**Instructions for the task**
The full data must be written out exactly, with every line included.

Data for processing START

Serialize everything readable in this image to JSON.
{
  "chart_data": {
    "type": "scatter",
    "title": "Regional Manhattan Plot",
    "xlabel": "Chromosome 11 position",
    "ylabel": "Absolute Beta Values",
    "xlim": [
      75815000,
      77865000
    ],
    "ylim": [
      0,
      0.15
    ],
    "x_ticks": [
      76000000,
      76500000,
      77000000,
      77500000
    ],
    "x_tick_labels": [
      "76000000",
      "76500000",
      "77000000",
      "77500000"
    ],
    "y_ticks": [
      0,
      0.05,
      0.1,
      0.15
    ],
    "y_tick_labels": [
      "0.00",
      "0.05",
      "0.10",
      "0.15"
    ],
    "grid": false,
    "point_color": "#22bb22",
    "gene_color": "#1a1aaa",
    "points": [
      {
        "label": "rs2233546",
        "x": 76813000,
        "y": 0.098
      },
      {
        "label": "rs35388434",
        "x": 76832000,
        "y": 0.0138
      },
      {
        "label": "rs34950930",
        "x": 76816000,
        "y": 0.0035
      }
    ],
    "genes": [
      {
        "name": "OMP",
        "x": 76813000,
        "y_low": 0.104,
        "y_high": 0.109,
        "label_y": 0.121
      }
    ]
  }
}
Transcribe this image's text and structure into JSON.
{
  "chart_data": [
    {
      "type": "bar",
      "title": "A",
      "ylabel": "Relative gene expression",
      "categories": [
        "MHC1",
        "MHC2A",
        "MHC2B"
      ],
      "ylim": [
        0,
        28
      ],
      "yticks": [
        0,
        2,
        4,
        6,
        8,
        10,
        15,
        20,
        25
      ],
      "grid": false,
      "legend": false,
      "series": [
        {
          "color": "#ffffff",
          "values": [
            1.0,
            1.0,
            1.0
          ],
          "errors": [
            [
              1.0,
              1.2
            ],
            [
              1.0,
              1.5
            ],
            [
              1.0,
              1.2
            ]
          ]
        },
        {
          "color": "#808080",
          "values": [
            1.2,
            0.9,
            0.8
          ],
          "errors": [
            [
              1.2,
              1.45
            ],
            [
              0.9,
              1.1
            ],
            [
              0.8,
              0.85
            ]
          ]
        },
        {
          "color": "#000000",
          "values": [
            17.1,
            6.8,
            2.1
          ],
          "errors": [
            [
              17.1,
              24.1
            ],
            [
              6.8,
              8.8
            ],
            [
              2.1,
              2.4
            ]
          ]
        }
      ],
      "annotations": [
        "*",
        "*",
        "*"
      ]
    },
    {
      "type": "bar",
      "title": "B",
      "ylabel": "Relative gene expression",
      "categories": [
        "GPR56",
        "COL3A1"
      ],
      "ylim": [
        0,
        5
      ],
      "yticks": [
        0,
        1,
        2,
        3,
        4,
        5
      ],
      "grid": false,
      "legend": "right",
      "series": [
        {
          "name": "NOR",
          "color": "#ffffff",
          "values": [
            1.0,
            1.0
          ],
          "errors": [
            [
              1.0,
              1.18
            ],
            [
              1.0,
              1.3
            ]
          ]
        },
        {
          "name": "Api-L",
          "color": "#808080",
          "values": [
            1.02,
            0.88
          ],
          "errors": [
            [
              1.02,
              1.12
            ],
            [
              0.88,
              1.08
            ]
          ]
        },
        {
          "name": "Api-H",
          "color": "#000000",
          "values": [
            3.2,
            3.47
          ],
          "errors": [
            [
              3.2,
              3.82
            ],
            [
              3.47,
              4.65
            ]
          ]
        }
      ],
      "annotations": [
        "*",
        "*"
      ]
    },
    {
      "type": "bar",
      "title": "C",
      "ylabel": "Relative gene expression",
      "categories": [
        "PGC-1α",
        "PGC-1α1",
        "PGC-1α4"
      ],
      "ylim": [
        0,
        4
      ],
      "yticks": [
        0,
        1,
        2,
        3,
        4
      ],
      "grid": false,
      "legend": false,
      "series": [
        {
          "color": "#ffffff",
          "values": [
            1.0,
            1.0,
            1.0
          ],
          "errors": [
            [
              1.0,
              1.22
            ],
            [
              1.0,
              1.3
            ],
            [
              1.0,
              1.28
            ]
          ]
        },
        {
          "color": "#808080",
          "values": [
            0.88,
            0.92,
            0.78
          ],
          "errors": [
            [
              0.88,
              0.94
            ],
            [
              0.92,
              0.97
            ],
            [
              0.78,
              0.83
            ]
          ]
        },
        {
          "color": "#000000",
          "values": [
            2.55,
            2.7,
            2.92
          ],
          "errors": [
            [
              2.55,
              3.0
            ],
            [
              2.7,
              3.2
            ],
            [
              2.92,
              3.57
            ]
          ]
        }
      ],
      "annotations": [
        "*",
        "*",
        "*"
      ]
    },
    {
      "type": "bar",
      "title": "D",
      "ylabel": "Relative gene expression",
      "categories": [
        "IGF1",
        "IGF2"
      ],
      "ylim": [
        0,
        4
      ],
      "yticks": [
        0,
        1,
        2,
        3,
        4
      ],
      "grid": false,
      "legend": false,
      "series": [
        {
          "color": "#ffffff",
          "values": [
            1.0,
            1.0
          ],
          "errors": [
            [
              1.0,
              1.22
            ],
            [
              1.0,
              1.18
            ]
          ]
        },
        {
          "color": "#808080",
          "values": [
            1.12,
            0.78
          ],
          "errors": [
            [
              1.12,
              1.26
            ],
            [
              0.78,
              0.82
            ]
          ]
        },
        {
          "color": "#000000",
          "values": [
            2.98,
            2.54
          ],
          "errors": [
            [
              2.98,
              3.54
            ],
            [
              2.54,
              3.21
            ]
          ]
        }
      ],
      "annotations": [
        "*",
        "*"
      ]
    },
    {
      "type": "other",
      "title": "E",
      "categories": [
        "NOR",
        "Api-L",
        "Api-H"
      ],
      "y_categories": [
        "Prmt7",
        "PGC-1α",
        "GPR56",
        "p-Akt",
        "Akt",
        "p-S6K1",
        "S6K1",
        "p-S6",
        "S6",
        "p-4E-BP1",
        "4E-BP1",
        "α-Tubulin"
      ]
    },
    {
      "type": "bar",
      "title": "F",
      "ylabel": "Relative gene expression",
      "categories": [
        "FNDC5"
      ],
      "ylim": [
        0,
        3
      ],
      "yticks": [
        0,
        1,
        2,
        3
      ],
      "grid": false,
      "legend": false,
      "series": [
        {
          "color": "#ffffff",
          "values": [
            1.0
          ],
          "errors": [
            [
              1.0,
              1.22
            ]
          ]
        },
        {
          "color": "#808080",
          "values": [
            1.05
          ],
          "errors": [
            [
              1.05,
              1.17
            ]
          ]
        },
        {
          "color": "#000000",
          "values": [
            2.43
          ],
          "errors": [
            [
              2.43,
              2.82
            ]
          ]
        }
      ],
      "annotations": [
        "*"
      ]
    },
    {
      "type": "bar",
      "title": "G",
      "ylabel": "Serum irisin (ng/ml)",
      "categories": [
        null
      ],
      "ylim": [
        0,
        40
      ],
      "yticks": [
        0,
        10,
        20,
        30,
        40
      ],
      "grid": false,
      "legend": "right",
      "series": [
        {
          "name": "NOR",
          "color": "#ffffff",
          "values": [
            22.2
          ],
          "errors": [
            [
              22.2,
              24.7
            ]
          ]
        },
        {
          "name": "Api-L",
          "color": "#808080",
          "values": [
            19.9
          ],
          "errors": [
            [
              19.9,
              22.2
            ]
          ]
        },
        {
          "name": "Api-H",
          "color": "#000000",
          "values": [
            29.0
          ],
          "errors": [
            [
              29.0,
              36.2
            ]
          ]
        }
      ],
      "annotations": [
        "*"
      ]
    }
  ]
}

Data for processing END

**Your response**
Serialize everything readable in this image to JSON.
{
  "chart_data": {
    "type": "scatter",
    "title": "Regional Manhattan Plot",
    "xlabel": "Chromosome 11 position",
    "ylabel": "Absolute Beta Values",
    "xlim": [
      75815000,
      77865000
    ],
    "ylim": [
      0,
      0.15
    ],
    "x_ticks": [
      76000000,
      76500000,
      77000000,
      77500000
    ],
    "x_tick_labels": [
      "76000000",
      "76500000",
      "77000000",
      "77500000"
    ],
    "y_ticks": [
      0,
      0.05,
      0.1,
      0.15
    ],
    "y_tick_labels": [
      "0.00",
      "0.05",
      "0.10",
      "0.15"
    ],
    "grid": false,
    "point_color": "#22bb22",
    "gene_color": "#1a1aaa",
    "points": [
      {
        "label": "rs2233546",
        "x": 76813000,
        "y": 0.098
      },
      {
        "label": "rs35388434",
        "x": 76832000,
        "y": 0.0138
      },
      {
        "label": "rs34950930",
        "x": 76816000,
        "y": 0.0035
      }
    ],
    "genes": [
      {
        "name": "OMP",
        "x": 76813000,
        "y_low": 0.104,
        "y_high": 0.109,
        "label_y": 0.121
      }
    ]
  }
}
Transcribe this image's text and structure into JSON.
{
  "chart_data": [
    {
      "type": "bar",
      "title": "A",
      "ylabel": "Relative gene expression",
      "categories": [
        "MHC1",
        "MHC2A",
        "MHC2B"
      ],
      "ylim": [
        0,
        28
      ],
      "yticks": [
        0,
        2,
        4,
        6,
        8,
        10,
        15,
        20,
        25
      ],
      "grid": false,
      "legend": false,
      "series": [
        {
          "color": "#ffffff",
          "values": [
            1.0,
            1.0,
            1.0
          ],
          "errors": [
            [
              1.0,
              1.2
            ],
            [
              1.0,
              1.5
            ],
            [
              1.0,
              1.2
            ]
          ]
        },
        {
          "color": "#808080",
          "values": [
            1.2,
            0.9,
            0.8
          ],
          "errors": [
            [
              1.2,
              1.45
            ],
            [
              0.9,
              1.1
            ],
            [
              0.8,
              0.85
            ]
          ]
        },
        {
          "color": "#000000",
          "values": [
            17.1,
            6.8,
            2.1
          ],
          "errors": [
            [
              17.1,
              24.1
            ],
            [
              6.8,
              8.8
            ],
            [
              2.1,
              2.4
            ]
          ]
        }
      ],
      "annotations": [
        "*",
        "*",
        "*"
      ]
    },
    {
      "type": "bar",
      "title": "B",
      "ylabel": "Relative gene expression",
      "categories": [
        "GPR56",
        "COL3A1"
      ],
      "ylim": [
        0,
        5
      ],
      "yticks": [
        0,
        1,
        2,
        3,
        4,
        5
      ],
      "grid": false,
      "legend": "right",
      "series": [
        {
          "name": "NOR",
          "color": "#ffffff",
          "values": [
            1.0,
            1.0
          ],
          "errors": [
            [
              1.0,
              1.18
            ],
            [
              1.0,
              1.3
            ]
          ]
        },
        {
          "name": "Api-L",
          "color": "#808080",
          "values": [
            1.02,
            0.88
          ],
          "errors": [
            [
              1.02,
              1.12
            ],
            [
              0.88,
              1.08
            ]
          ]
        },
        {
          "name": "Api-H",
          "color": "#000000",
          "values": [
            3.2,
            3.47
          ],
          "errors": [
            [
              3.2,
              3.82
            ],
            [
              3.47,
              4.65
            ]
          ]
        }
      ],
      "annotations": [
        "*",
        "*"
      ]
    },
    {
      "type": "bar",
      "title": "C",
      "ylabel": "Relative gene expression",
      "categories": [
        "PGC-1α",
        "PGC-1α1",
        "PGC-1α4"
      ],
      "ylim": [
        0,
        4
      ],
      "yticks": [
        0,
        1,
        2,
        3,
        4
      ],
      "grid": false,
      "legend": false,
      "series": [
        {
          "color": "#ffffff",
          "values": [
            1.0,
            1.0,
            1.0
          ],
          "errors": [
            [
              1.0,
              1.22
            ],
            [
              1.0,
              1.3
            ],
            [
              1.0,
              1.28
            ]
          ]
        },
        {
          "color": "#808080",
          "values": [
            0.88,
            0.92,
            0.78
          ],
          "errors": [
            [
              0.88,
              0.94
            ],
            [
              0.92,
              0.97
            ],
            [
              0.78,
              0.83
            ]
          ]
        },
        {
          "color": "#000000",
          "values": [
            2.55,
            2.7,
            2.92
          ],
          "errors": [
            [
              2.55,
              3.0
            ],
            [
              2.7,
              3.2
            ],
            [
              2.92,
              3.57
            ]
          ]
        }
      ],
      "annotations": [
        "*",
        "*",
        "*"
      ]
    },
    {
      "type": "bar",
      "title": "D",
      "ylabel": "Relative gene expression",
      "categories": [
        "IGF1",
        "IGF2"
      ],
      "ylim": [
        0,
        4
      ],
      "yticks": [
        0,
        1,
        2,
        3,
        4
      ],
      "grid": false,
      "legend": false,
      "series": [
        {
          "color": "#ffffff",
          "values": [
            1.0,
            1.0
          ],
          "errors": [
            [
              1.0,
              1.22
            ],
            [
              1.0,
              1.18
            ]
          ]
        },
        {
          "color": "#808080",
          "values": [
            1.12,
            0.78
          ],
          "errors": [
            [
              1.12,
              1.26
            ],
            [
              0.78,
              0.82
            ]
          ]
        },
        {
          "color": "#000000",
          "values": [
            2.98,
            2.54
          ],
          "errors": [
            [
              2.98,
              3.54
            ],
            [
              2.54,
              3.21
            ]
          ]
        }
      ],
      "annotations": [
        "*",
        "*"
      ]
    },
    {
      "type": "other",
      "title": "E",
      "categories": [
        "NOR",
        "Api-L",
        "Api-H"
      ],
      "y_categories": [
        "Prmt7",
        "PGC-1α",
        "GPR56",
        "p-Akt",
        "Akt",
        "p-S6K1",
        "S6K1",
        "p-S6",
        "S6",
        "p-4E-BP1",
        "4E-BP1",
        "α-Tubulin"
      ]
    },
    {
      "type": "bar",
      "title": "F",
      "ylabel": "Relative gene expression",
      "categories": [
        "FNDC5"
      ],
      "ylim": [
        0,
        3
      ],
      "yticks": [
        0,
        1,
        2,
        3
      ],
      "grid": false,
      "legend": false,
      "series": [
        {
          "color": "#ffffff",
          "values": [
            1.0
          ],
          "errors": [
            [
              1.0,
              1.22
            ]
          ]
        },
        {
          "color": "#808080",
          "values": [
            1.05
          ],
          "errors": [
            [
              1.05,
              1.17
            ]
          ]
        },
        {
          "color": "#000000",
          "values": [
            2.43
          ],
          "errors": [
            [
              2.43,
              2.82
            ]
          ]
        }
      ],
      "annotations": [
        "*"
      ]
    },
    {
      "type": "bar",
      "title": "G",
      "ylabel": "Serum irisin (ng/ml)",
      "categories": [
        null
      ],
      "ylim": [
        0,
        40
      ],
      "yticks": [
        0,
        10,
        20,
        30,
        40
      ],
      "grid": false,
      "legend": "right",
      "series": [
        {
          "name": "NOR",
          "color": "#ffffff",
          "values": [
            22.2
          ],
          "errors": [
            [
              22.2,
              24.7
            ]
          ]
        },
        {
          "name": "Api-L",
          "color": "#808080",
          "values": [
            19.9
          ],
          "errors": [
            [
              19.9,
              22.2
            ]
          ]
        },
        {
          "name": "Api-H",
          "color": "#000000",
          "values": [
            29.0
          ],
          "errors": [
            [
              29.0,
              36.2
            ]
          ]
        }
      ],
      "annotations": [
        "*"
      ]
    }
  ]
}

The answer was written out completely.